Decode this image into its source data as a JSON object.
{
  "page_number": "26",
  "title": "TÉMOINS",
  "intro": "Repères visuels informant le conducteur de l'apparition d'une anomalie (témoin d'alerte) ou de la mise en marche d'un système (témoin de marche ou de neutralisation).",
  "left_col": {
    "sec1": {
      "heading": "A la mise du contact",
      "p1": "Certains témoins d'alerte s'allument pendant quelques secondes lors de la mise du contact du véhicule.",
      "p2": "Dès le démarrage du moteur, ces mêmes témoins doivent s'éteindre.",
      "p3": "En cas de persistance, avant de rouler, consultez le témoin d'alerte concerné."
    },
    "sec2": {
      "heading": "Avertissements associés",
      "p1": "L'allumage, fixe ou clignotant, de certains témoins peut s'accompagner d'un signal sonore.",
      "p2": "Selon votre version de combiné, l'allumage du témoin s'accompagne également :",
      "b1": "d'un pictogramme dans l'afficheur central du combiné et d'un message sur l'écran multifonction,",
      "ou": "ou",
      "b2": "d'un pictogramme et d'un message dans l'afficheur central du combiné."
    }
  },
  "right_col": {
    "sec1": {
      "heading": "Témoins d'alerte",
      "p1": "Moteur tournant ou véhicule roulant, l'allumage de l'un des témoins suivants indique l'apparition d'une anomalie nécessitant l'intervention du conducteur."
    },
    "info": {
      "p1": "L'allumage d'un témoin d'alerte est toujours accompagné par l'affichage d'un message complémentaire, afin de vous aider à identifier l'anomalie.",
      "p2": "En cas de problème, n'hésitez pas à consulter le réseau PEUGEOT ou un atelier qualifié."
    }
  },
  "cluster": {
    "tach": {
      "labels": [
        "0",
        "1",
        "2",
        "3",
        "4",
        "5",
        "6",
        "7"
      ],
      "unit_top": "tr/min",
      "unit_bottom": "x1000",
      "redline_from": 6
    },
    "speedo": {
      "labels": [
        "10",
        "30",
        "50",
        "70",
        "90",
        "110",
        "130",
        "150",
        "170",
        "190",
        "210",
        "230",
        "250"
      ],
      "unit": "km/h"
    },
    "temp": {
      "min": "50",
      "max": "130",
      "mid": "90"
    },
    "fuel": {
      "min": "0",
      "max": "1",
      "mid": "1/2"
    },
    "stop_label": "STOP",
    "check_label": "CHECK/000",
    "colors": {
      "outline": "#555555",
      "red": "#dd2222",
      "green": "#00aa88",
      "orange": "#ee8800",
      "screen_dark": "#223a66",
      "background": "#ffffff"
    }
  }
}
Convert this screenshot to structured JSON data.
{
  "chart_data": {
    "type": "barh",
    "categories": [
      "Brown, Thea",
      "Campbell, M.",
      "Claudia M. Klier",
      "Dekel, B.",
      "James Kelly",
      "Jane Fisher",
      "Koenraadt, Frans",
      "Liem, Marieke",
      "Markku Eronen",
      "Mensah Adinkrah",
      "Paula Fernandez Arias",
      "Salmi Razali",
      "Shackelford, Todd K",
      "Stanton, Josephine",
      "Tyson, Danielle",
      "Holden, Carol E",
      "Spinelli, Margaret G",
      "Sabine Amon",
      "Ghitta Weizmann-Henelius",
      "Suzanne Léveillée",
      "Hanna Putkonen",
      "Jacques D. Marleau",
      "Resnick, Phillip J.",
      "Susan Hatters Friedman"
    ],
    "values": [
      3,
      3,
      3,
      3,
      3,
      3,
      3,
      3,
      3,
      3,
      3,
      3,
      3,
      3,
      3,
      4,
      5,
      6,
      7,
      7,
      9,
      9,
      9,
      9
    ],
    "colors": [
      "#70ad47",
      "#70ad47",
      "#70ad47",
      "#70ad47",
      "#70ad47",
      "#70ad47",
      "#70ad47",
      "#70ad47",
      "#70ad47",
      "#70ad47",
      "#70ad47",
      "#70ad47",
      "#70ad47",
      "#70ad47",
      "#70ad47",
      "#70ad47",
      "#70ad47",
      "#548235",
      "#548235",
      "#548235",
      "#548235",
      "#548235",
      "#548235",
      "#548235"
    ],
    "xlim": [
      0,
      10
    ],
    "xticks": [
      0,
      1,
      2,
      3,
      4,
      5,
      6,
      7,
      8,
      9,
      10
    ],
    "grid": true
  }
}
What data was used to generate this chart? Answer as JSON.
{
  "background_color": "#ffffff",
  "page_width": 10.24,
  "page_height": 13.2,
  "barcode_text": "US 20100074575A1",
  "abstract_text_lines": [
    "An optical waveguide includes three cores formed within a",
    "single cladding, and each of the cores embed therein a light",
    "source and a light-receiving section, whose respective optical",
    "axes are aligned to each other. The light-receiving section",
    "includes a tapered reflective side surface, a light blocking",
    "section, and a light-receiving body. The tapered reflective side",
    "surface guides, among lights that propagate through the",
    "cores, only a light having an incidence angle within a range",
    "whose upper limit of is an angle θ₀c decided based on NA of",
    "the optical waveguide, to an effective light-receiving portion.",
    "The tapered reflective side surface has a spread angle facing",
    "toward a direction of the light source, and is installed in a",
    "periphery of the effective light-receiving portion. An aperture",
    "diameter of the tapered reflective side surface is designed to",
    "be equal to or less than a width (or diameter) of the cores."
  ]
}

» Written task
Go through the records and pull out each line that includes the word "reflective".

» Written solution
    "includes a tapered reflective side surface, a light blocking",
    "section, and a light-receiving body. The tapered reflective side",
    "The tapered reflective side surface has a spread angle facing",
    "diameter of the tapered reflective side surface is designed to",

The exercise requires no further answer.